Task directions: Below are the records; reproduce all of them exactly but without any images.

Figure dataset records:
>> begin
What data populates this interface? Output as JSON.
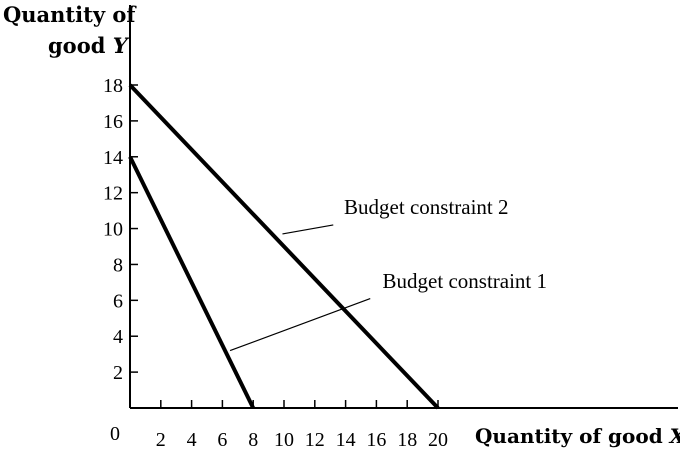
{
  "chart_data": {
    "type": "line",
    "ylabel_line1": "Quantity of",
    "ylabel_line2_prefix": "good ",
    "ylabel_line2_var": "Y",
    "xlabel_prefix": "Quantity of  good ",
    "xlabel_var": "X",
    "origin_label": "0",
    "xlim": [
      0,
      20
    ],
    "ylim": [
      0,
      18
    ],
    "x_ticks": [
      2,
      4,
      6,
      8,
      10,
      12,
      14,
      16,
      18,
      20
    ],
    "y_ticks": [
      2,
      4,
      6,
      8,
      10,
      12,
      14,
      16,
      18
    ],
    "series": [
      {
        "name": "Budget constraint 1",
        "points": [
          [
            0,
            14
          ],
          [
            8,
            0
          ]
        ]
      },
      {
        "name": "Budget constraint 2",
        "points": [
          [
            0,
            18
          ],
          [
            20,
            0
          ]
        ]
      }
    ],
    "annotations": [
      {
        "text": "Budget constraint 2",
        "text_at": [
          13.9,
          10.8
        ],
        "pointer_from": [
          13.2,
          10.2
        ],
        "pointer_to": [
          9.9,
          9.7
        ]
      },
      {
        "text": "Budget constraint 1",
        "text_at": [
          16.4,
          6.7
        ],
        "pointer_from": [
          15.6,
          6.1
        ],
        "pointer_to": [
          6.5,
          3.2
        ]
      }
    ]
  }
}
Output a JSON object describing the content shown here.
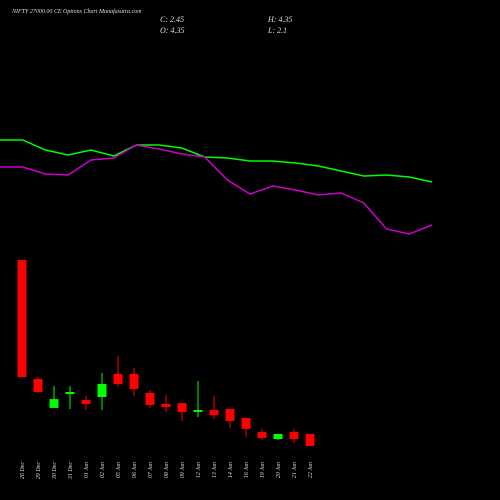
{
  "chart_data": [
    {
      "type": "line",
      "categories": [
        null,
        null,
        null,
        null,
        null,
        null,
        null,
        null,
        null,
        null,
        null,
        null,
        null,
        null,
        null,
        null,
        null,
        null,
        null,
        null
      ],
      "ylim": [
        0,
        120
      ],
      "series": [
        {
          "color": "#00ff00",
          "values": [
            100,
            100,
            90,
            85,
            90,
            84,
            95,
            95,
            92,
            83,
            82,
            79,
            79,
            77,
            74,
            69,
            64,
            65,
            63,
            58
          ]
        },
        {
          "color": "#cc00cc",
          "values": [
            73,
            73,
            66,
            65,
            80,
            82,
            95,
            91,
            86,
            83,
            60,
            46,
            54,
            50,
            45,
            47,
            37,
            11,
            6,
            15
          ]
        }
      ]
    },
    {
      "type": "candlestick",
      "title": "NIFTY 27000.00 CE Options Chart Munafasutra.com",
      "ohlc": [
        {
          "label": "C:",
          "value": 2.45
        },
        {
          "label": "H:",
          "value": 4.35
        },
        {
          "label": "O:",
          "value": 4.35
        },
        {
          "label": "L:",
          "value": 2.1
        }
      ],
      "categories": [
        "26 Dec",
        "29 Dec",
        "30 Dec",
        "31 Dec",
        "01 Jan",
        "02 Jan",
        "05 Jan",
        "06 Jan",
        "07 Jan",
        "08 Jan",
        "09 Jan",
        "12 Jan",
        "13 Jan",
        "14 Jan",
        "16 Jan",
        "19 Jan",
        "20 Jan",
        "21 Jan",
        "22 Jan"
      ],
      "open": [
        9.52,
        3.86,
        2.48,
        3.14,
        2.86,
        3.0,
        4.1,
        4.1,
        3.19,
        2.67,
        2.71,
        2.29,
        2.38,
        2.43,
        2.0,
        1.33,
        1.0,
        1.33,
        1.24
      ],
      "high": [
        9.52,
        3.95,
        3.52,
        3.52,
        3.05,
        4.14,
        4.95,
        4.38,
        3.33,
        3.1,
        2.71,
        3.76,
        3.05,
        2.43,
        2.0,
        1.48,
        1.24,
        1.48,
        1.24
      ],
      "low": [
        3.95,
        3.19,
        2.48,
        2.43,
        2.38,
        2.38,
        3.48,
        3.05,
        2.48,
        2.29,
        1.86,
        2.05,
        1.95,
        1.52,
        1.1,
        0.95,
        0.95,
        0.81,
        0.67
      ],
      "close": [
        3.95,
        3.24,
        2.9,
        3.24,
        2.67,
        3.62,
        3.62,
        3.38,
        2.62,
        2.52,
        2.29,
        2.38,
        2.14,
        1.86,
        1.48,
        1.05,
        1.24,
        1.0,
        0.67
      ],
      "up_color": "#00ff00",
      "down_color": "#ff0000",
      "ylim": [
        0,
        10
      ]
    }
  ]
}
>> end
Exercise solution:
What data populates this interface? Output as JSON.
{
  "chart_data": {
    "type": "line",
    "ylabel_line1": "Quantity of",
    "ylabel_line2_prefix": "good ",
    "ylabel_line2_var": "Y",
    "xlabel_prefix": "Quantity of  good ",
    "xlabel_var": "X",
    "origin_label": "0",
    "xlim": [
      0,
      20
    ],
    "ylim": [
      0,
      18
    ],
    "x_ticks": [
      2,
      4,
      6,
      8,
      10,
      12,
      14,
      16,
      18,
      20
    ],
    "y_ticks": [
      2,
      4,
      6,
      8,
      10,
      12,
      14,
      16,
      18
    ],
    "series": [
      {
        "name": "Budget constraint 1",
        "points": [
          [
            0,
            14
          ],
          [
            8,
            0
          ]
        ]
      },
      {
        "name": "Budget constraint 2",
        "points": [
          [
            0,
            18
          ],
          [
            20,
            0
          ]
        ]
      }
    ],
    "annotations": [
      {
        "text": "Budget constraint 2",
        "text_at": [
          13.9,
          10.8
        ],
        "pointer_from": [
          13.2,
          10.2
        ],
        "pointer_to": [
          9.9,
          9.7
        ]
      },
      {
        "text": "Budget constraint 1",
        "text_at": [
          16.4,
          6.7
        ],
        "pointer_from": [
          15.6,
          6.1
        ],
        "pointer_to": [
          6.5,
          3.2
        ]
      }
    ]
  }
}
Output a JSON object describing the content shown here.
{
  "chart_data": [
    {
      "type": "line",
      "categories": [
        null,
        null,
        null,
        null,
        null,
        null,
        null,
        null,
        null,
        null,
        null,
        null,
        null,
        null,
        null,
        null,
        null,
        null,
        null,
        null
      ],
      "ylim": [
        0,
        120
      ],
      "series": [
        {
          "color": "#00ff00",
          "values": [
            100,
            100,
            90,
            85,
            90,
            84,
            95,
            95,
            92,
            83,
            82,
            79,
            79,
            77,
            74,
            69,
            64,
            65,
            63,
            58
          ]
        },
        {
          "color": "#cc00cc",
          "values": [
            73,
            73,
            66,
            65,
            80,
            82,
            95,
            91,
            86,
            83,
            60,
            46,
            54,
            50,
            45,
            47,
            37,
            11,
            6,
            15
          ]
        }
      ]
    },
    {
      "type": "candlestick",
      "title": "NIFTY 27000.00 CE Options Chart Munafasutra.com",
      "ohlc": [
        {
          "label": "C:",
          "value": 2.45
        },
        {
          "label": "H:",
          "value": 4.35
        },
        {
          "label": "O:",
          "value": 4.35
        },
        {
          "label": "L:",
          "value": 2.1
        }
      ],
      "categories": [
        "26 Dec",
        "29 Dec",
        "30 Dec",
        "31 Dec",
        "01 Jan",
        "02 Jan",
        "05 Jan",
        "06 Jan",
        "07 Jan",
        "08 Jan",
        "09 Jan",
        "12 Jan",
        "13 Jan",
        "14 Jan",
        "16 Jan",
        "19 Jan",
        "20 Jan",
        "21 Jan",
        "22 Jan"
      ],
      "open": [
        9.52,
        3.86,
        2.48,
        3.14,
        2.86,
        3.0,
        4.1,
        4.1,
        3.19,
        2.67,
        2.71,
        2.29,
        2.38,
        2.43,
        2.0,
        1.33,
        1.0,
        1.33,
        1.24
      ],
      "high": [
        9.52,
        3.95,
        3.52,
        3.52,
        3.05,
        4.14,
        4.95,
        4.38,
        3.33,
        3.1,
        2.71,
        3.76,
        3.05,
        2.43,
        2.0,
        1.48,
        1.24,
        1.48,
        1.24
      ],
      "low": [
        3.95,
        3.19,
        2.48,
        2.43,
        2.38,
        2.38,
        3.48,
        3.05,
        2.48,
        2.29,
        1.86,
        2.05,
        1.95,
        1.52,
        1.1,
        0.95,
        0.95,
        0.81,
        0.67
      ],
      "close": [
        3.95,
        3.24,
        2.9,
        3.24,
        2.67,
        3.62,
        3.62,
        3.38,
        2.62,
        2.52,
        2.29,
        2.38,
        2.14,
        1.86,
        1.48,
        1.05,
        1.24,
        1.0,
        0.67
      ],
      "up_color": "#00ff00",
      "down_color": "#ff0000",
      "ylim": [
        0,
        10
      ]
    }
  ]
}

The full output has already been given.